**AIM OF THE EXERCISE**
Extract every line that includes the string "doğrudan".

-- START RECORDS FOR THIS TASK --

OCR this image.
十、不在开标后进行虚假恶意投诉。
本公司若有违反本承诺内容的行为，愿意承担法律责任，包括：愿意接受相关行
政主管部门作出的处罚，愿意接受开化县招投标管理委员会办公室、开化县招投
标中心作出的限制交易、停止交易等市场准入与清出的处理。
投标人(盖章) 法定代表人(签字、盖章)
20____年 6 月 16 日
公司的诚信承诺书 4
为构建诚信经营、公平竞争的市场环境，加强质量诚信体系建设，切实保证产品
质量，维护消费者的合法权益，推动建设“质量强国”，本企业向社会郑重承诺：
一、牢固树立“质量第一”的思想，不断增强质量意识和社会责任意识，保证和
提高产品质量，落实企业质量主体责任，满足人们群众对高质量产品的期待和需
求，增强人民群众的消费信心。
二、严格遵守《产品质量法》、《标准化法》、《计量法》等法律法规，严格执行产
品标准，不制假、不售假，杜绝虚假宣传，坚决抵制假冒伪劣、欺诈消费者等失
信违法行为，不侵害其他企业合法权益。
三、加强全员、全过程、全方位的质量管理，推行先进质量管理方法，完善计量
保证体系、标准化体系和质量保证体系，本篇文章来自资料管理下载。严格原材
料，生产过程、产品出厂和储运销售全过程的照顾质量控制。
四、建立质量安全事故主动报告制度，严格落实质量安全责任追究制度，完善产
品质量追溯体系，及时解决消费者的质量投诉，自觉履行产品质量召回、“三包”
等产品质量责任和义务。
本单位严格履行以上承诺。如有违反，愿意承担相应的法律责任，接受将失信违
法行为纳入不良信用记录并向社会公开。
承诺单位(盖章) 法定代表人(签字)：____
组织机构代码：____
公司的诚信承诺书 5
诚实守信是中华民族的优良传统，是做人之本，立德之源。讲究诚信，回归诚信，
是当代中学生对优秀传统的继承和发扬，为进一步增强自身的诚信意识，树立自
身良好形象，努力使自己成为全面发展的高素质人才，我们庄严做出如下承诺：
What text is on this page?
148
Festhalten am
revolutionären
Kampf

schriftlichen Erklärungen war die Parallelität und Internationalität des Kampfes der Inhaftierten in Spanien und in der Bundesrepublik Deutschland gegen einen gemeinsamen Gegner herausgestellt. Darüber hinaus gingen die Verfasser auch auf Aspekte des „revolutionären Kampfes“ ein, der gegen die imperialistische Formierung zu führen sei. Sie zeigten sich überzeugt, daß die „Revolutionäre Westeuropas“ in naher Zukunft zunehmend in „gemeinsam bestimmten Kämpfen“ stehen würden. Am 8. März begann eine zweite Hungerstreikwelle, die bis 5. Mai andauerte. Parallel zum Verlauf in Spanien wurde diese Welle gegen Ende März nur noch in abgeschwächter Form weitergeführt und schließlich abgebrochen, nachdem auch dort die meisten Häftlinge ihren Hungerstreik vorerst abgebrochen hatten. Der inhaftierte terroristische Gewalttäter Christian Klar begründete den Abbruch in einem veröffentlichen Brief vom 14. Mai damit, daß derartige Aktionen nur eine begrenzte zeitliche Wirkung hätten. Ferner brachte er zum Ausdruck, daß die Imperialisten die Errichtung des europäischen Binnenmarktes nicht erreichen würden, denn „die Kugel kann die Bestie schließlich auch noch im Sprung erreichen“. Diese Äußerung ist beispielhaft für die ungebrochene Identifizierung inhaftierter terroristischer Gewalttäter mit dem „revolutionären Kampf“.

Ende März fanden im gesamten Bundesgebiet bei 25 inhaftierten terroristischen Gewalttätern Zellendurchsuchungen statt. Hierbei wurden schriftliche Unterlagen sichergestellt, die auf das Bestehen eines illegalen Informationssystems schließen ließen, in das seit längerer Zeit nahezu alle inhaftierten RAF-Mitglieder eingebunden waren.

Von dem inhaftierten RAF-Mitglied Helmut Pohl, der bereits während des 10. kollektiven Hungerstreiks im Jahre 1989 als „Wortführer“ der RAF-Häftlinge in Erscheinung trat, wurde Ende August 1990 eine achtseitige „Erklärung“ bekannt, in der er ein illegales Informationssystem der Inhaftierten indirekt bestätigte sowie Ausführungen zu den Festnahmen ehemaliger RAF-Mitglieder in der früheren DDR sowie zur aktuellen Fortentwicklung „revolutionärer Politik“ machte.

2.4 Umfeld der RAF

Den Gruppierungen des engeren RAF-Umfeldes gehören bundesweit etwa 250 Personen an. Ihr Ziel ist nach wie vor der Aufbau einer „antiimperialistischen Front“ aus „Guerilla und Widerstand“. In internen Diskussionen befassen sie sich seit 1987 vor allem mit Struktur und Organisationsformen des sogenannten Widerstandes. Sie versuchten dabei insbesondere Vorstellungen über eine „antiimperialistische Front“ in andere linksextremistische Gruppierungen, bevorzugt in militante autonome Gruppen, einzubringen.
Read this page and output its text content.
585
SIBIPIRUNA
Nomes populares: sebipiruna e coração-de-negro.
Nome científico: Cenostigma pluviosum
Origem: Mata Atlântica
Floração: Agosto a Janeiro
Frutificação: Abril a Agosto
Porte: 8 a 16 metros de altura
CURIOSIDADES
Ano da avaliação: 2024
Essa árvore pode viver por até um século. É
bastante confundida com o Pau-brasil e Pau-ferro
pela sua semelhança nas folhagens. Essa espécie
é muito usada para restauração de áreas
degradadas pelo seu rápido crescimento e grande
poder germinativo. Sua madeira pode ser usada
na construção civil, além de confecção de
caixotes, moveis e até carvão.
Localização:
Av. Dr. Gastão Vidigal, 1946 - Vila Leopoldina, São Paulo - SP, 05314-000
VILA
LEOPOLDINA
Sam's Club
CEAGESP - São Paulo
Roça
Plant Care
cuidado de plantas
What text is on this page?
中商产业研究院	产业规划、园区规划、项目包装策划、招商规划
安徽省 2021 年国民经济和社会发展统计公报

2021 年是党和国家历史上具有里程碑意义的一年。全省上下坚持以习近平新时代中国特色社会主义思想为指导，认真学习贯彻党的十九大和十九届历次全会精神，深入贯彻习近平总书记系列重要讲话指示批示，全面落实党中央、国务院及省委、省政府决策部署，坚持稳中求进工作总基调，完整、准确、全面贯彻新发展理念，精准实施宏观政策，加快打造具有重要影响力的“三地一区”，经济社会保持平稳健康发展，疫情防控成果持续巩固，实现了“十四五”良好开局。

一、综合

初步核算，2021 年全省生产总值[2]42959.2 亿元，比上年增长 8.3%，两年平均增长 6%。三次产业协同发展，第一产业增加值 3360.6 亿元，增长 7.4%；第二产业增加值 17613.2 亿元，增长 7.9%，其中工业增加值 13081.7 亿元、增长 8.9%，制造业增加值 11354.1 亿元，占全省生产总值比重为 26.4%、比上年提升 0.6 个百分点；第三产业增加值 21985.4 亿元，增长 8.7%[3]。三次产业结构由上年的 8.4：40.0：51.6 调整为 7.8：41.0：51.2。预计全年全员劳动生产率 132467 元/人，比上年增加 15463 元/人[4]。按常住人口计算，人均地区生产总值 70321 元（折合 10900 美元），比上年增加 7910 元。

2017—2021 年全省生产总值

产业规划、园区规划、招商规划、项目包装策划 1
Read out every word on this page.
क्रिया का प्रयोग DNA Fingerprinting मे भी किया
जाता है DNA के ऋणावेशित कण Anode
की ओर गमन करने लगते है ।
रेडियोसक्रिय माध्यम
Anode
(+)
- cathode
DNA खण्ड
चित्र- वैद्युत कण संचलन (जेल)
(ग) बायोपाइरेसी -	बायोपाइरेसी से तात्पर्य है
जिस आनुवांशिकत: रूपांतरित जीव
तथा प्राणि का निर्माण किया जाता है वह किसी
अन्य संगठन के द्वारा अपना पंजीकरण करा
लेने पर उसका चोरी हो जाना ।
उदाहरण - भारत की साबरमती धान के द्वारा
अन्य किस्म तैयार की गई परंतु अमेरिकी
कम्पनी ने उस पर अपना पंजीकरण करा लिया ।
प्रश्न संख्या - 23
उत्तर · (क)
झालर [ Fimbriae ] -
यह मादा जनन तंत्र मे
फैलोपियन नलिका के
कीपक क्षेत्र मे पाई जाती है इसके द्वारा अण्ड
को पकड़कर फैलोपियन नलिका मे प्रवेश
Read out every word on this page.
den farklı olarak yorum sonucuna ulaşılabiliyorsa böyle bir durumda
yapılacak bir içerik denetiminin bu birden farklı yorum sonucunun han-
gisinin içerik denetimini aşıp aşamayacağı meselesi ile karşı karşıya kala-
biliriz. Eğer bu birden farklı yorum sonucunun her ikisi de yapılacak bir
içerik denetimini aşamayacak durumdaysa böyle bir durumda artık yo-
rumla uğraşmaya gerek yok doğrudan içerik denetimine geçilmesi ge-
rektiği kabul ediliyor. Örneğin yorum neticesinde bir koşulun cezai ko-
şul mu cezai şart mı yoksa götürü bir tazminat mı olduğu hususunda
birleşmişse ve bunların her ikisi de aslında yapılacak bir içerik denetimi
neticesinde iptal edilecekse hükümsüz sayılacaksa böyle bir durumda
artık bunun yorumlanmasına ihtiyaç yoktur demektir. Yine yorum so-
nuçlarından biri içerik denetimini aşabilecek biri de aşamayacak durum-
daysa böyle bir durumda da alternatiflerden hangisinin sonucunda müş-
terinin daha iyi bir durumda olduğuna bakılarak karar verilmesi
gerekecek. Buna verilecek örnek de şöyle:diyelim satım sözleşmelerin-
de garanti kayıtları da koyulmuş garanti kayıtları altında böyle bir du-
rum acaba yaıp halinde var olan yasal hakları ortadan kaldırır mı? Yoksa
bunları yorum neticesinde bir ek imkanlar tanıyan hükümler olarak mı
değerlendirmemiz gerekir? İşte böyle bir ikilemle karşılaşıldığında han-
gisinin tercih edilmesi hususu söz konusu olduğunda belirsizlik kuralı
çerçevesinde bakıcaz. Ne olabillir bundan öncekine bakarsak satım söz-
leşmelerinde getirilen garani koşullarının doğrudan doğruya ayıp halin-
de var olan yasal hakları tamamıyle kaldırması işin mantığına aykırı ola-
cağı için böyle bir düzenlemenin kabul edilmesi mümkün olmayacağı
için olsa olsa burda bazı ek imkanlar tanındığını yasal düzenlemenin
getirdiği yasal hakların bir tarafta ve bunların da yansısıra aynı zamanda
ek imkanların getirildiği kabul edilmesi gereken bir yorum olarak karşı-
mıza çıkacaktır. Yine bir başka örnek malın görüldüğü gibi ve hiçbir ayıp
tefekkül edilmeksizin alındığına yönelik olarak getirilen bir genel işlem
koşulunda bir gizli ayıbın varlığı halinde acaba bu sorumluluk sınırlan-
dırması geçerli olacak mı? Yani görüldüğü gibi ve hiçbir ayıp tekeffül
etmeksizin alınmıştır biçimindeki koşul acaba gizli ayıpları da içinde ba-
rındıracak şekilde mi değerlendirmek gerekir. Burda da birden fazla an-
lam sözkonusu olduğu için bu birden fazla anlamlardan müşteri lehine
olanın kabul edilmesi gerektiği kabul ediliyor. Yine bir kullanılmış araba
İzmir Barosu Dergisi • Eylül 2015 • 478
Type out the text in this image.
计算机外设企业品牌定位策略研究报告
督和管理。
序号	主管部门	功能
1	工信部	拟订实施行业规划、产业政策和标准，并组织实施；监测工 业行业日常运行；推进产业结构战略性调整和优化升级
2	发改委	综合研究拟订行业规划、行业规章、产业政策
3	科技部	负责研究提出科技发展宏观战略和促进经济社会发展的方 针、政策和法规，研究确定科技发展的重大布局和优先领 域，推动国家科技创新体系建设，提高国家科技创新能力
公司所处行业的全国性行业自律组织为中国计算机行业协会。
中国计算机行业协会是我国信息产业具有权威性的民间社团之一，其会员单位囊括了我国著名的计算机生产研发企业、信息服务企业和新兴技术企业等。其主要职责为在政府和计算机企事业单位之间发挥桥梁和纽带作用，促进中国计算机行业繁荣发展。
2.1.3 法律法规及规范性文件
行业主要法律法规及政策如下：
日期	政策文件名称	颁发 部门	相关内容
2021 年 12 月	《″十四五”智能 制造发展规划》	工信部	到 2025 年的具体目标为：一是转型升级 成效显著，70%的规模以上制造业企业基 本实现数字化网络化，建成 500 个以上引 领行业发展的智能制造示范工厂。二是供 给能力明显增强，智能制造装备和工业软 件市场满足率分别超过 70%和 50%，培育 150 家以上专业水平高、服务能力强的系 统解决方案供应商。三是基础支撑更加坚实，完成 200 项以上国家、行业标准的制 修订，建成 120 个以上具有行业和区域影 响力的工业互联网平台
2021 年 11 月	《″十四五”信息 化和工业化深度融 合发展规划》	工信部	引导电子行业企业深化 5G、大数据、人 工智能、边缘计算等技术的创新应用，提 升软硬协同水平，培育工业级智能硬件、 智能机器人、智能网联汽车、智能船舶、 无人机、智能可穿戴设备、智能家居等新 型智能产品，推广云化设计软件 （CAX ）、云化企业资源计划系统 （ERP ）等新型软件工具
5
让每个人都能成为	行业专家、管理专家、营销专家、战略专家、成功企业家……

-- END RECORDS FOR THIS TASK --

**SOLVED EXERCISE**
rumla uğraşmaya gerek yok doğrudan içerik denetimine geçilmesi ge-
leşmelerinde getirilen garani koşullarının doğrudan doğruya ayıp halin-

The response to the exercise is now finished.